The brush device 10 includes an elongate cylindrical rotary brush head 18 including an elongate cylindrical mounting member 19 formed of a suitable rigid material, such as aluminum, and having a rear end 19a and a front end 20. The brush head mounting member 19 has a cylindrical exterior surface 21 and a threaded bore 22 extending completely therethrough. The output shaft 17 of the rotary pneumatic motor 11 threadedly engages the threaded bore 22 to secure! the brush head mounting member to the motor. The brush head mounting member 19 has a plurality of openings 23 that extend diametrically therethrough which are axially spaced apart. The brush head mounting member 19 also has a plurality of threaded openings 24 therein which are axially spaced apart, each of said openings 24 intersecting one of the openings 23 in the brush head.

The brush head mounting member 19 also includes a plurality of elongate brush members 25 that are axially spaced apart and are angularly related with respect to each other. Each brush member 25 includes an elongate tubular bristle holder element 26 which projects through one of the openings 23 and which has a length so that opposite ends thereof project radially from the brush head 18. Each tubular element 26 is formed of plastic and elongate somewhat stiff bristles 27 are of a sufficient length to project longitudinally from the adjacent end of the tubular element 26. Suitable set screws 28 threadedly engage the threaded openings 24 and releasable lock each tubular element 26 in mounted relation within the mounting member 19 as best seen in FIG. 6. The set screws also clamp the bristles within the tubular elements 26.

The brush head 18 also includes an outer housing 58 comprising a pair of identical sections 58a. The outer housing 58 is formed of a rigid plastic material and each section 58a includes a cylindrical portion 59 and an end wall 60. The end walls 60 each has an opening therein.

The opening in the end walls 60 of the rear section 58a will be disposed in registering relation with the threaded bore 22 in the rear end wall 19a of the mounting member 19. The opening in, the end 60 of the front section 58a will be disposed in registering relation with the threaded bore 22 to permit the bolt 61 to clamp the housing 58 on the inner mounting member 19.

* Extracted material *
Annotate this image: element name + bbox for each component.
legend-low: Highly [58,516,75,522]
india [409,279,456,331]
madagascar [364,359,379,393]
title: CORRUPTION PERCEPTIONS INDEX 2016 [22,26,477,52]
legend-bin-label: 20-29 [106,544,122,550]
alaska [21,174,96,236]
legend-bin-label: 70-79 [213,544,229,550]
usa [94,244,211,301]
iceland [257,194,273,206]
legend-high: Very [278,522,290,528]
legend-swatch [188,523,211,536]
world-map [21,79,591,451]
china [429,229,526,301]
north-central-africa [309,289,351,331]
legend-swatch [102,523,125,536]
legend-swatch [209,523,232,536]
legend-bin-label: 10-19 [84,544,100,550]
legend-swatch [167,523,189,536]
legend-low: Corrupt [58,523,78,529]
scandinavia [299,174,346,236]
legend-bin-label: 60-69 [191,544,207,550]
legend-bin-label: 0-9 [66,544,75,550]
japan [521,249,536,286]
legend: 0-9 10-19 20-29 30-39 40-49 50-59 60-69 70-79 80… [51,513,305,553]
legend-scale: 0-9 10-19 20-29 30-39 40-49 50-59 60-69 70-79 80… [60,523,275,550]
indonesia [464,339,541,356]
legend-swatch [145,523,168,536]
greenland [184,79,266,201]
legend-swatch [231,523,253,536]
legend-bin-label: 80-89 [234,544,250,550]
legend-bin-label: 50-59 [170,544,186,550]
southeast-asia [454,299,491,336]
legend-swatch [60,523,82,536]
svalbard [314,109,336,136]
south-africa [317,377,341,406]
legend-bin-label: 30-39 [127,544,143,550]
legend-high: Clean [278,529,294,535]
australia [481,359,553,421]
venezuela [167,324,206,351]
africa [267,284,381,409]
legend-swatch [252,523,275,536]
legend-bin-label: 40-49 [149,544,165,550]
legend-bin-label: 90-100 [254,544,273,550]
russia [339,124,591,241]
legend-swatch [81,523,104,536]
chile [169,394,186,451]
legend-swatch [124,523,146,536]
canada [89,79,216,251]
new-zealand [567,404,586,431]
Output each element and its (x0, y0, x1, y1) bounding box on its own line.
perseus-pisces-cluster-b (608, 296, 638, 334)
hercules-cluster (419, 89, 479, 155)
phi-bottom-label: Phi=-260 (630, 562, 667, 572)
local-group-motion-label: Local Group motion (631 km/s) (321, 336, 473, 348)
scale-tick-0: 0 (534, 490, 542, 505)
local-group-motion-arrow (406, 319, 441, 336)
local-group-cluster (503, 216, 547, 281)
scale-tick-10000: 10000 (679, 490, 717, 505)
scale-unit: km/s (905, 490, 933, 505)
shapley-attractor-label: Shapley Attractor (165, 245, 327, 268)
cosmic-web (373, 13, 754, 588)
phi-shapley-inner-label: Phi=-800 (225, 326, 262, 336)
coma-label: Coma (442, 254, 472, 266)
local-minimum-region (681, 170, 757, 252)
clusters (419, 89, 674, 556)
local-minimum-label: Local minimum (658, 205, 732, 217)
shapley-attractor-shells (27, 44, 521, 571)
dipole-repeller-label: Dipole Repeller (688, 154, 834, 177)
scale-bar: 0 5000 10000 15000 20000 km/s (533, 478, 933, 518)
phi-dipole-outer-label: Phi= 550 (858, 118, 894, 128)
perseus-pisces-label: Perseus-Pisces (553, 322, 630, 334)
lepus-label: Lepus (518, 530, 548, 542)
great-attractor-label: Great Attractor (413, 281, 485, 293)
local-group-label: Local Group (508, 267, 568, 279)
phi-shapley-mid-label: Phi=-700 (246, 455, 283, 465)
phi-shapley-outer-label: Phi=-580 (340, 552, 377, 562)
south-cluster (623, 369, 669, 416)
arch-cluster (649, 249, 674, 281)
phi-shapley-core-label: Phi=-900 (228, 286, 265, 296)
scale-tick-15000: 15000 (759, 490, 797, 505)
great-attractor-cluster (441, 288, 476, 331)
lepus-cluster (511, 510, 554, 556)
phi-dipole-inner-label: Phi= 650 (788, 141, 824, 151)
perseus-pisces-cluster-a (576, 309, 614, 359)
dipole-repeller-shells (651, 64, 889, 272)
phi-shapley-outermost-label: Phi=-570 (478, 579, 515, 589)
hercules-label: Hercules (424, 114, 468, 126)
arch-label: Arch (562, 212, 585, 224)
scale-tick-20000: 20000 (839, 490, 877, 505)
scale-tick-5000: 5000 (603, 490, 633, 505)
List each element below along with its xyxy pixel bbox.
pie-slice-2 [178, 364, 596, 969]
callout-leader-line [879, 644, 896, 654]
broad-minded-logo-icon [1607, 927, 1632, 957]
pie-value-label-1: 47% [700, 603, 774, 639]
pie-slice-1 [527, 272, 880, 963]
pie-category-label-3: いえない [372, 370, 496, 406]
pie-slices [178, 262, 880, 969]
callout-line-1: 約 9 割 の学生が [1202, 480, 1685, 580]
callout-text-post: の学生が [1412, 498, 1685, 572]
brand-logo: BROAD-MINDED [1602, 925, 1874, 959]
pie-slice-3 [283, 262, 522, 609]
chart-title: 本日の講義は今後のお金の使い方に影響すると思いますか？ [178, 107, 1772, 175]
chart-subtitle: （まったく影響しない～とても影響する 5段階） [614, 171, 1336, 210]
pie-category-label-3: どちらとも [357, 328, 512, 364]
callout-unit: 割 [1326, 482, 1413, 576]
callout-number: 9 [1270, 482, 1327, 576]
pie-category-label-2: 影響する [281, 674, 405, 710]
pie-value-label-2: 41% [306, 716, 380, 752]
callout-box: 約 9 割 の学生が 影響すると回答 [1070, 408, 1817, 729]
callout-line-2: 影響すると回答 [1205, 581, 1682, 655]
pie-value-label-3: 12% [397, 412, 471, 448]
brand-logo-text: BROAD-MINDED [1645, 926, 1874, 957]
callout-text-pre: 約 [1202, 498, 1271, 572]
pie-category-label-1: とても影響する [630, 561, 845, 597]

* What you need to do *
1. Quote the rotary brush description starting at "The brush head mounting member 19 also includes" and ending at "tubular elements 26.".
2. In the rotary brush description, what material is each tubular bristle holder element made of?
3. Carry on the rotary brush description from its last sentence.
None of the material is needed here.

* The responses *
1.
The brush head mounting member 19 also includes a plurality of elongate brush members 25 that are axially spaced apart and are angularly related with respect to each other. Each brush member 25 includes an elongate tubular bristle holder element 26 which projects through one of the openings 23 and which has a length so that opposite ends thereof project radially from the brush head 18. Each tubular element 26 is formed of plastic and elongate somewhat stiff bristles 27 are of a sufficient length to project longitudinally from the adjacent end of the tubular element 26. Suitable set screws 28 threadedly engage the threaded openings 24 and releasable lock each tubular element 26 in mounted relation within the mounting member 19 as best seen in FIG. 6. The set screws also clamp the bristles within the tubular elements 26.

2. Plastic.

3.
The cylindrical portions 59 of the sections 58a each have a plurality of diametrically opposed large openings 62 therein for accommodating the brush members 25 therethrough. It will be noted that the ends of the tubular elements 26 project into the openings 62 as best seen in FIG. 6. The cylindrical portions 59 of the sections 58a each have a plurality of smaller openings 63 there to permit a user to insert a screw driver for adjusting the screws 28 used to retain the bristles or brush strands within the tubular elements.

Referring now to FIG. 1, it will be seen that the motor housing 12 has an elongate non-rotatable male coupling member 29 integrally formed with the rear end 13 thereof and projecting axially and rearwardly therefrom. The non-rotatable coupling member 29 has a plurality of detent recesses 30 therein and is adapted to be connected to one end of an elongate flexible supply line 31. In this regard, it will be noted that the supply line 31 has a female coupling member 32 secured to the end thereon and the female coupling element 32 is adapted to engage the non-rotatable male coupling member 29.

The female couple member 32 is of conventional construction and is provided with a ball detents (not shown) which engage the detent recesses 30 for releasable locking the motor housing 12 through to supply line 31. The spring urged locking sleeve of the female coupling member 32 is adapted to be retracted and thereafter released in a conventional manner during the coupling and uncoupling the female coupling member to the male coupling member 29. It is pointed out that although the rotary pneumatic motor 12 is of conventional construction, the provision of a non-rotatable male coupling member 29 is a novel element with respect to brush devices for cleaning air ducts. It will also be noted that the rotary pnuematic motor 11 is provided with a reversing valve operator 33. By actuating the valve operator 33, a valve (not shown) is actuated so that the motor turbine and output shaft will be driven in either counterclockwise or clockwise direction.

It is pointed out that the supply line 31 is preferably of flexible construction and is connected to a source of air under pressure which may be remote from the brush device 10. It is also pointed that the control valve for communicating the supply of air to the rotary pnuematic motor 11 is located at the supply source in the embodiment of FIG. 1. The male coupling member 29 communicates with the chamber 15 to supply air under pressure to the turbine 16to revolve the latter in either a clockwise or counterclockwise direction. The actuated position of the valve operator 33 determines the direction of rotation of the output shaft 17.

The selection of the bristles 27 will be dependent upon the surface to be cleaned. In some instances, hard metallic bristles (carbonized steel) may be used to clean certain ducts while different kinds of bristles will be used to clean insulation-lined ducts. In providing replaceable brush members, the brush members 25 may be readily replaced and removed with a minimum of effort and in a minimum of time. By having a supply of brush members which vary in kind and size (bristles), the size and kind of bristles may be readily selected for the particular duct to be cleaned, although one size covers a wide range of duct sizes.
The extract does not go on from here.